◆ **Description of the task**
Copy the data below exactly, omitting any picture it contains.

◆ **Supplied records**
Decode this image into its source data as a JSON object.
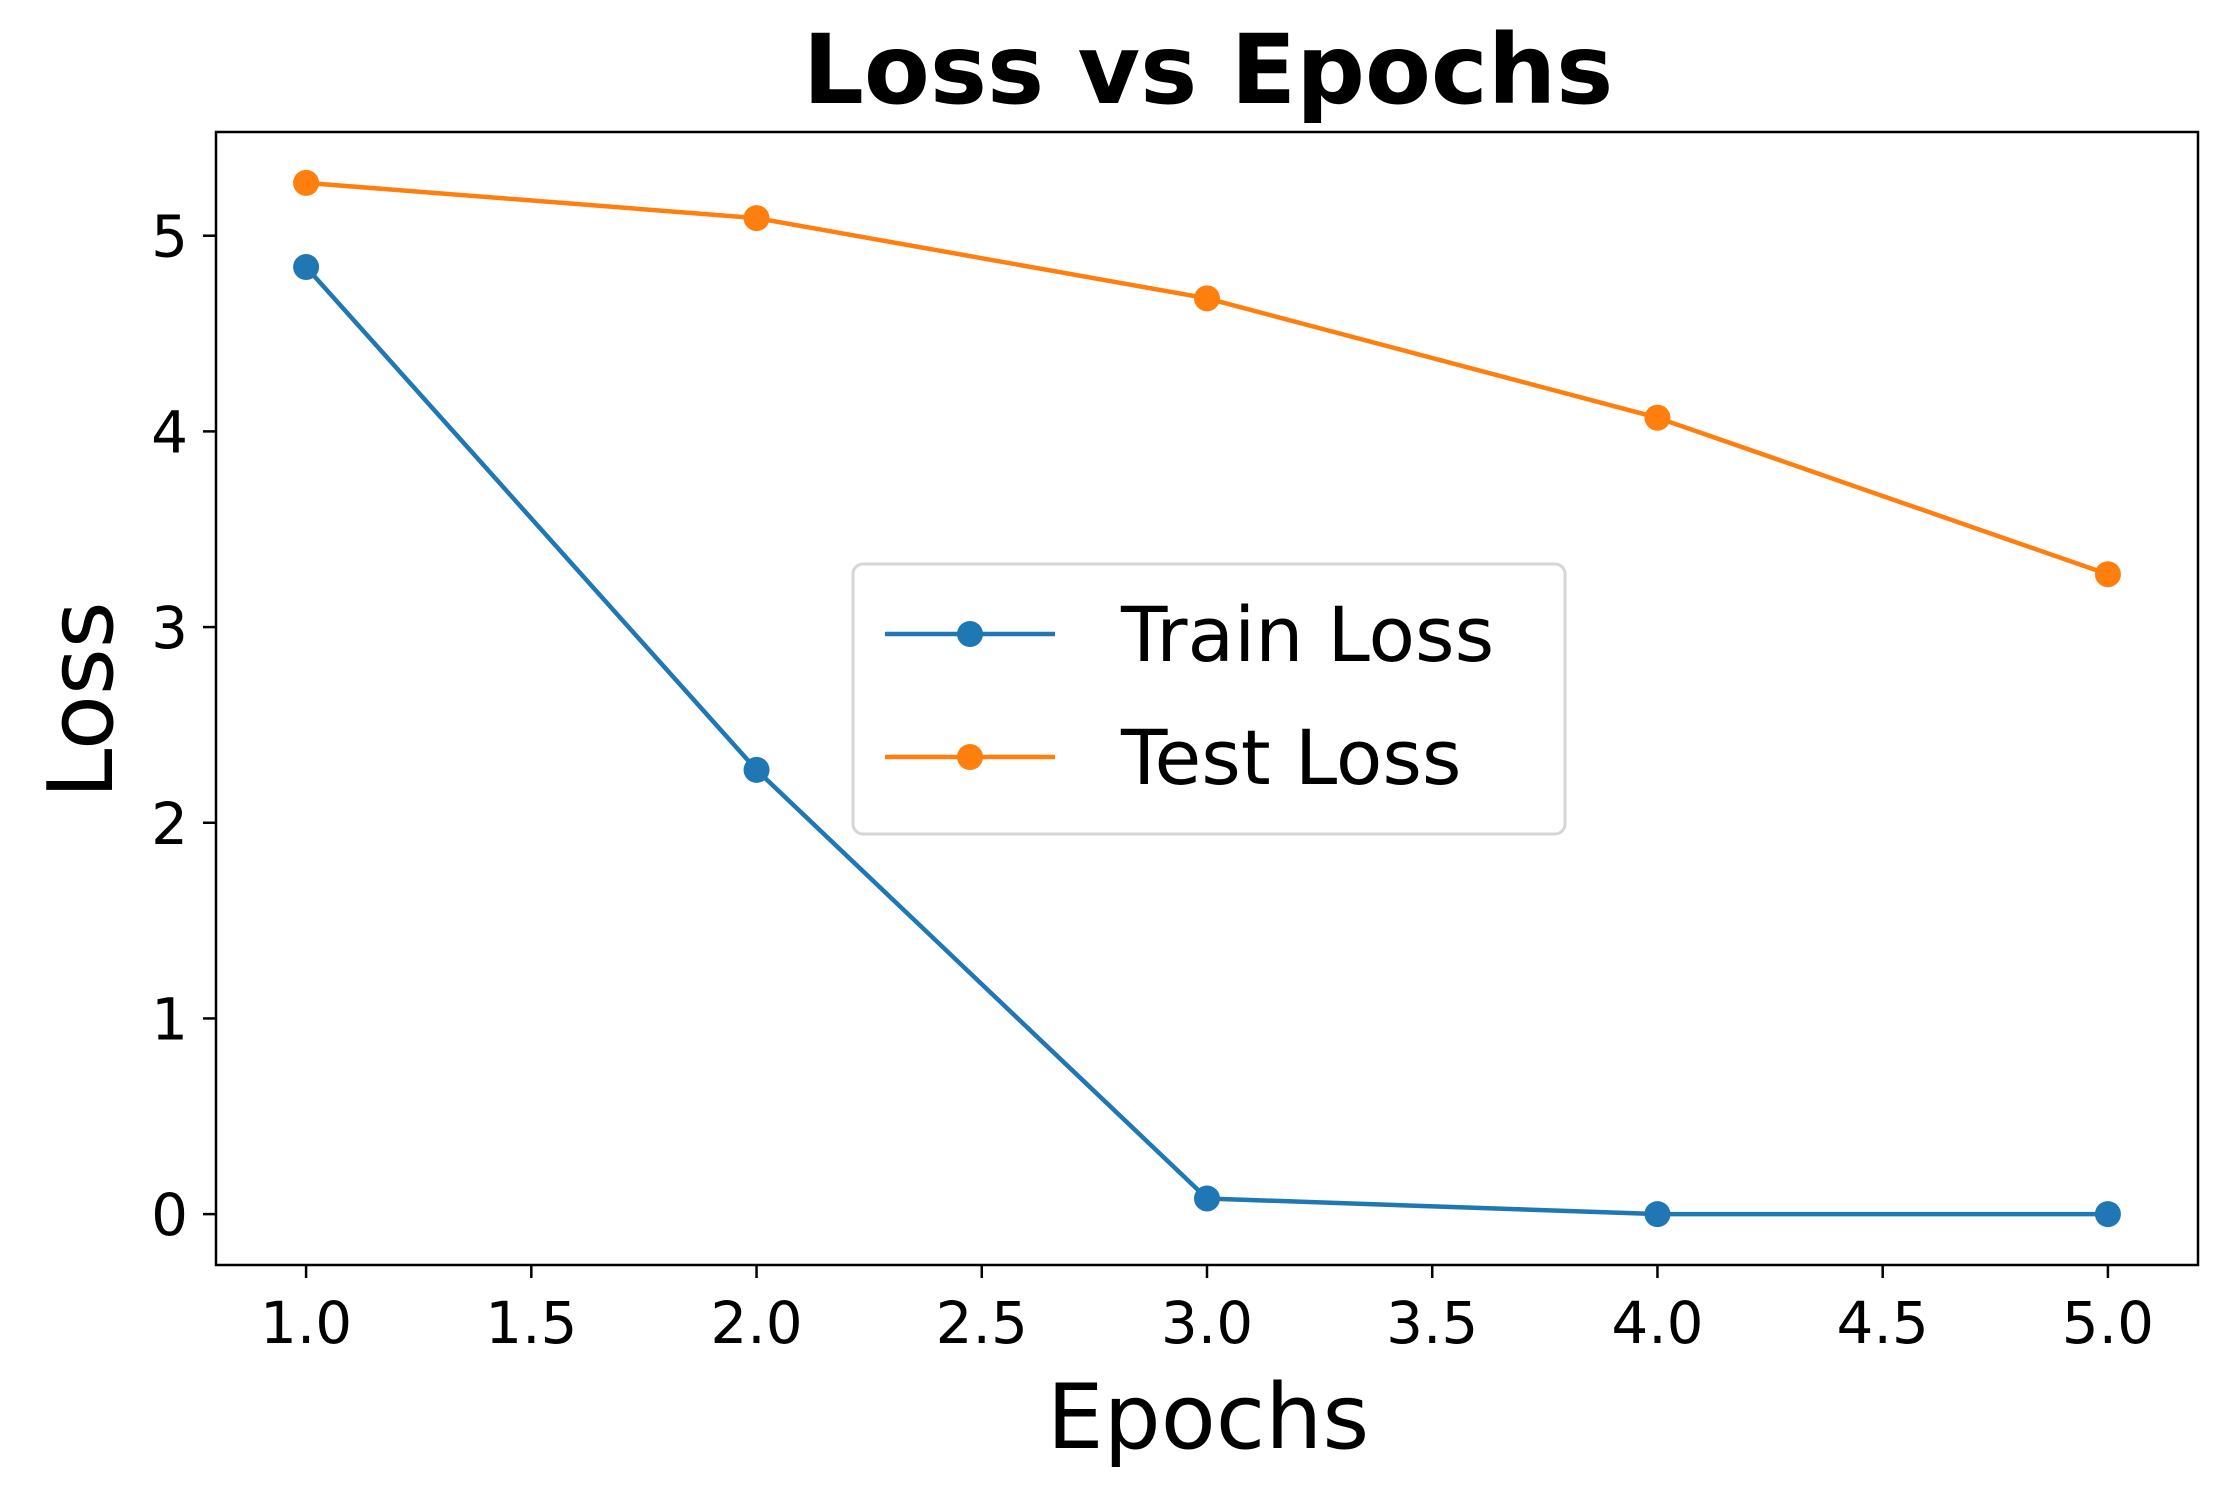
{
  "chart_data": {
    "type": "line",
    "title": "Loss vs Epochs",
    "xlabel": "Epochs",
    "ylabel": "Loss",
    "xlim": [
      0.8,
      5.2
    ],
    "ylim": [
      -0.26,
      5.53
    ],
    "x_ticks": [
      1.0,
      1.5,
      2.0,
      2.5,
      3.0,
      3.5,
      4.0,
      4.5,
      5.0
    ],
    "x_tick_labels": [
      "1.0",
      "1.5",
      "2.0",
      "2.5",
      "3.0",
      "3.5",
      "4.0",
      "4.5",
      "5.0"
    ],
    "y_ticks": [
      0,
      1,
      2,
      3,
      4,
      5
    ],
    "y_tick_labels": [
      "0",
      "1",
      "2",
      "3",
      "4",
      "5"
    ],
    "grid": false,
    "legend_position": "center",
    "series": [
      {
        "name": "Train Loss",
        "color": "#1f77b4",
        "marker": "circle",
        "x": [
          1,
          2,
          3,
          4,
          5
        ],
        "y": [
          4.84,
          2.27,
          0.08,
          0.0,
          0.0
        ]
      },
      {
        "name": "Test Loss",
        "color": "#ff7f0e",
        "marker": "circle",
        "x": [
          1,
          2,
          3,
          4,
          5
        ],
        "y": [
          5.27,
          5.09,
          4.68,
          4.07,
          3.27
        ]
      }
    ]
  }
}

◆ **Right answer**
Decode this image into its source data as a JSON object.
{
  "chart_data": {
    "type": "line",
    "title": "Loss vs Epochs",
    "xlabel": "Epochs",
    "ylabel": "Loss",
    "xlim": [
      0.8,
      5.2
    ],
    "ylim": [
      -0.26,
      5.53
    ],
    "x_ticks": [
      1.0,
      1.5,
      2.0,
      2.5,
      3.0,
      3.5,
      4.0,
      4.5,
      5.0
    ],
    "x_tick_labels": [
      "1.0",
      "1.5",
      "2.0",
      "2.5",
      "3.0",
      "3.5",
      "4.0",
      "4.5",
      "5.0"
    ],
    "y_ticks": [
      0,
      1,
      2,
      3,
      4,
      5
    ],
    "y_tick_labels": [
      "0",
      "1",
      "2",
      "3",
      "4",
      "5"
    ],
    "grid": false,
    "legend_position": "center",
    "series": [
      {
        "name": "Train Loss",
        "color": "#1f77b4",
        "marker": "circle",
        "x": [
          1,
          2,
          3,
          4,
          5
        ],
        "y": [
          4.84,
          2.27,
          0.08,
          0.0,
          0.0
        ]
      },
      {
        "name": "Test Loss",
        "color": "#ff7f0e",
        "marker": "circle",
        "x": [
          1,
          2,
          3,
          4,
          5
        ],
        "y": [
          5.27,
          5.09,
          4.68,
          4.07,
          3.27
        ]
      }
    ]
  }
}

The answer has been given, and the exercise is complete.